TASK OBJECTIVE. From the listing below, extract every line in which the word "Sergio" appears.

= = =

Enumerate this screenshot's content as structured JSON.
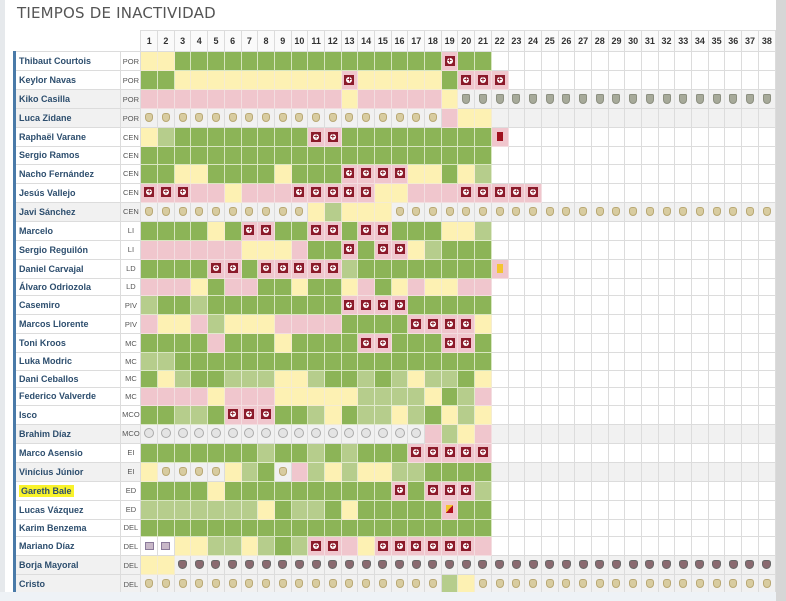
{
  "title": "TIEMPOS DE INACTIVIDAD",
  "matchdays": [
    1,
    2,
    3,
    4,
    5,
    6,
    7,
    8,
    9,
    10,
    11,
    12,
    13,
    14,
    15,
    16,
    17,
    18,
    19,
    20,
    21,
    22,
    23,
    24,
    25,
    26,
    27,
    28,
    29,
    30,
    31,
    32,
    33,
    34,
    35,
    36,
    37,
    38
  ],
  "legend_codes": {
    "G": "played-full",
    "g": "played-partial",
    "y": "bench",
    "p": "not-called-up",
    "i": "injury-icon",
    "R": "real-madrid-crest-icon",
    "S": "leganes-crest-icon",
    "B": "club-crest-icon",
    "V": "levante-crest-icon",
    "M": "lyon-crest-icon",
    "r": "red-card-icon",
    "a": "yellow-card-icon",
    "h": "second-yellow-icon",
    "w": "empty"
  },
  "colors": {
    "played_full": "#8cb457",
    "played_partial": "#b6cd8c",
    "bench": "#fdf1b3",
    "absent": "#f0c6cd",
    "injury": "#8b1a2a",
    "highlight": "#f9f32b"
  },
  "players": [
    {
      "name": "Thibaut Courtois",
      "pos": "POR",
      "cells": "yyGGGGGGGGGGGGGGGGiGG"
    },
    {
      "name": "Keylor Navas",
      "pos": "POR",
      "cells": "GGyyyyyyyyyyiyyyyyGiii"
    },
    {
      "name": "Kiko Casilla",
      "pos": "POR",
      "cells": "ppppppppppppypppppySSSSSSSSSSSSSSSSSSS"
    },
    {
      "name": "Luca Zidane",
      "pos": "POR",
      "cells": "RRRRRRRRRRRRRRRRRRpyy"
    },
    {
      "name": "Raphaël Varane",
      "pos": "CEN",
      "cells": "ygGGGGGGGGiiGGGGGGGGGr"
    },
    {
      "name": "Sergio Ramos",
      "pos": "CEN",
      "cells": "GGGGGGGGGGGGGGGGGGGGG"
    },
    {
      "name": "Nacho Fernández",
      "pos": "CEN",
      "cells": "GGyyGGGGyGGGiiiiyyGyg"
    },
    {
      "name": "Jesús Vallejo",
      "pos": "CEN",
      "cells": "iiippypppiiiiiyypppiiiii"
    },
    {
      "name": "Javi Sánchez",
      "pos": "CEN",
      "cells": "RRRRRRRRRRygyyyRRRRRRRRRRRRRRRRRRRRRRR"
    },
    {
      "name": "Marcelo",
      "pos": "LI",
      "cells": "GGGGyGiiGGiiGiiGGGyyg"
    },
    {
      "name": "Sergio Reguilón",
      "pos": "LI",
      "cells": "ppppppyyypGGiGiiygGGG"
    },
    {
      "name": "Daniel Carvajal",
      "pos": "LD",
      "cells": "GGGGiiGiiiiigGGGGGGGGa"
    },
    {
      "name": "Álvaro Odriozola",
      "pos": "LD",
      "cells": "pppyGppGGyGGypGypyypp"
    },
    {
      "name": "Casemiro",
      "pos": "PIV",
      "cells": "gGGgGGGGGGGGiiiiGGGGG"
    },
    {
      "name": "Marcos Llorente",
      "pos": "PIV",
      "cells": "pyypgyyyppppGGGGiiiiy"
    },
    {
      "name": "Toni Kroos",
      "pos": "MC",
      "cells": "GGGGpGGGyGGGGiiGGGiiG"
    },
    {
      "name": "Luka Modric",
      "pos": "MC",
      "cells": "ggGGGGGGGGGGGGGGGGGGG"
    },
    {
      "name": "Dani Ceballos",
      "pos": "MC",
      "cells": "GygGGgggyygGGgGgyggGy"
    },
    {
      "name": "Federico Valverde",
      "pos": "MC",
      "cells": "ppppypppyyyyyggggyGgp"
    },
    {
      "name": "Isco",
      "pos": "MCO",
      "cells": "GGggGiiiGGgyGggygGygy"
    },
    {
      "name": "Brahim Díaz",
      "pos": "MCO",
      "cells": "BBBBBBBBBBBBBBBBBpgyp"
    },
    {
      "name": "Marco Asensio",
      "pos": "EI",
      "cells": "GGGGGGGgGGgGgGGGiiiii"
    },
    {
      "name": "Vinícius Júnior",
      "pos": "EI",
      "cells": "yRRRRygGRpgygyyggGGGG"
    },
    {
      "name": "Gareth Bale",
      "pos": "ED",
      "cells": "GGGGyGGGGGGGGGGiGiiig",
      "highlighted": true
    },
    {
      "name": "Lucas Vázquez",
      "pos": "ED",
      "cells": "gggggggyGggGyGGGGGhGG"
    },
    {
      "name": "Karim Benzema",
      "pos": "DEL",
      "cells": "GGGGGGGGGGGGGGGGGGGGG"
    },
    {
      "name": "Mariano Díaz",
      "pos": "DEL",
      "cells": "MMyyggygGgiipyiiiiiip"
    },
    {
      "name": "Borja Mayoral",
      "pos": "DEL",
      "cells": "yyVVVVVVVVVVVVVVVVVVVVVVVVVVVVVVVVVVVV"
    },
    {
      "name": "Cristo",
      "pos": "DEL",
      "cells": "RRRRRRRRRRRRRRRRRRgyRRRRRRRRRRRRRRRRRR"
    }
  ]
}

= = =

RIGHT ANSWER.
      "name": "Sergio Ramos",
      "name": "Sergio Reguilón",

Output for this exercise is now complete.